== Set exercise ==
Print the data exactly, leaving nothing out.

(Items from a data source)

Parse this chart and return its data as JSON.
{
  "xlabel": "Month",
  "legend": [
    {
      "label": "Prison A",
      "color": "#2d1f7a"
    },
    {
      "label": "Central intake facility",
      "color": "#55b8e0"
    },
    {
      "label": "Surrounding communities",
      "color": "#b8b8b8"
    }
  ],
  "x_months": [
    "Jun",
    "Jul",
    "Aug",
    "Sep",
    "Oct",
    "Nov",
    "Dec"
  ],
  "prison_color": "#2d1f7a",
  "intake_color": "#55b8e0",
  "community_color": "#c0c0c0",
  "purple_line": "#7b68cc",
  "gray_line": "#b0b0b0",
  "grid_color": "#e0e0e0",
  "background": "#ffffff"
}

== Task output ==
Parse this chart and return its data as JSON.
{
  "xlabel": "Month",
  "legend": [
    {
      "label": "Prison A",
      "color": "#2d1f7a"
    },
    {
      "label": "Central intake facility",
      "color": "#55b8e0"
    },
    {
      "label": "Surrounding communities",
      "color": "#b8b8b8"
    }
  ],
  "x_months": [
    "Jun",
    "Jul",
    "Aug",
    "Sep",
    "Oct",
    "Nov",
    "Dec"
  ],
  "prison_color": "#2d1f7a",
  "intake_color": "#55b8e0",
  "community_color": "#c0c0c0",
  "purple_line": "#7b68cc",
  "gray_line": "#b0b0b0",
  "grid_color": "#e0e0e0",
  "background": "#ffffff"
}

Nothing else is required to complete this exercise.